Dataset rows about figures
** Start **
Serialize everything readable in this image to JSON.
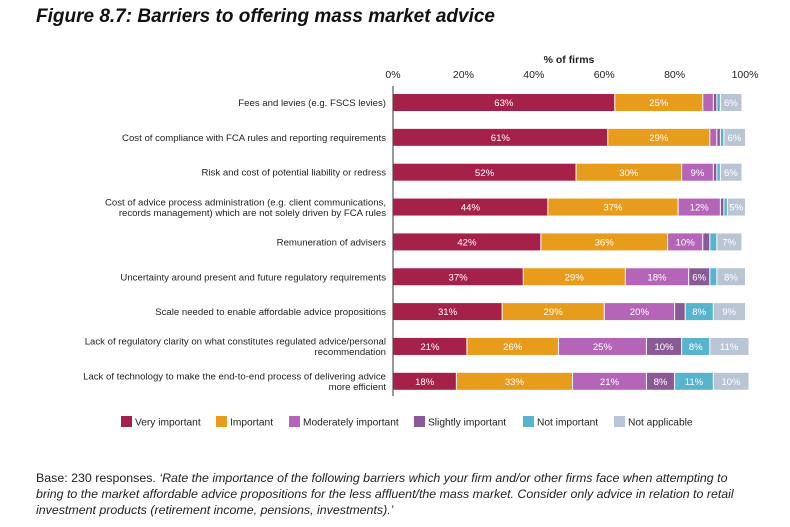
{
  "figure": {
    "title": "Figure 8.7: Barriers to offering mass market advice"
  },
  "caption": {
    "base": "Base: 230 responses.",
    "quote": "‘Rate the importance of the following barriers which your firm and/or other firms face when attempting to bring to the market affordable advice propositions for the less affluent/the mass market. Consider only advice in relation to retail investment products (retirement income, pensions, investments).’"
  },
  "chart_data": {
    "type": "bar",
    "orientation": "horizontal",
    "stacked": true,
    "axis_title": "% of firms",
    "xlim": [
      0,
      100
    ],
    "ticks": [
      "0%",
      "20%",
      "40%",
      "60%",
      "80%",
      "100%"
    ],
    "grid": false,
    "legend_position": "bottom",
    "categories": [
      [
        "Fees and levies (e.g. FSCS levies)"
      ],
      [
        "Cost of compliance with FCA rules and reporting requirements"
      ],
      [
        "Risk and cost of potential liability or redress"
      ],
      [
        "Cost of advice process administration (e.g. client communications,",
        "records management) which are not solely driven by FCA rules"
      ],
      [
        "Remuneration of advisers"
      ],
      [
        "Uncertainty around present and future regulatory requirements"
      ],
      [
        "Scale needed to enable affordable advice propositions"
      ],
      [
        "Lack of regulatory clarity on what constitutes regulated advice/personal",
        "recommendation"
      ],
      [
        "Lack of technology to make the end-to-end process of delivering advice",
        "more efficient"
      ]
    ],
    "series": [
      {
        "name": "Very important",
        "color": "#a6214a",
        "values": [
          63,
          61,
          52,
          44,
          42,
          37,
          31,
          21,
          18
        ]
      },
      {
        "name": "Important",
        "color": "#e89c1c",
        "values": [
          25,
          29,
          30,
          37,
          36,
          29,
          29,
          26,
          33
        ]
      },
      {
        "name": "Moderately important",
        "color": "#b565b8",
        "values": [
          3,
          2,
          9,
          12,
          10,
          18,
          20,
          25,
          21
        ]
      },
      {
        "name": "Slightly important",
        "color": "#8a5a96",
        "values": [
          1,
          1,
          1,
          1,
          2,
          6,
          3,
          10,
          8
        ]
      },
      {
        "name": "Not important",
        "color": "#58b4cc",
        "values": [
          1,
          1,
          1,
          1,
          2,
          2,
          8,
          8,
          11
        ]
      },
      {
        "name": "Not applicable",
        "color": "#b9c4d4",
        "values": [
          6,
          6,
          6,
          5,
          7,
          8,
          9,
          11,
          10
        ]
      }
    ],
    "data_labels": [
      [
        "63%",
        "25%",
        "",
        "",
        "",
        "6%"
      ],
      [
        "61%",
        "29%",
        "",
        "",
        "",
        "6%"
      ],
      [
        "52%",
        "30%",
        "9%",
        "",
        "",
        "6%"
      ],
      [
        "44%",
        "37%",
        "12%",
        "",
        "",
        "5%"
      ],
      [
        "42%",
        "36%",
        "10%",
        "",
        "",
        "7%"
      ],
      [
        "37%",
        "29%",
        "18%",
        "6%",
        "",
        "8%"
      ],
      [
        "31%",
        "29%",
        "20%",
        "",
        "8%",
        "9%"
      ],
      [
        "21%",
        "26%",
        "25%",
        "10%",
        "8%",
        "11%"
      ],
      [
        "18%",
        "33%",
        "21%",
        "8%",
        "11%",
        "10%"
      ]
    ]
  }
}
** End **
Read through the entries and copy every line that includes "requirements".

        "Cost of compliance with FCA rules and reporting requirements"
        "Uncertainty around present and future regulatory requirements"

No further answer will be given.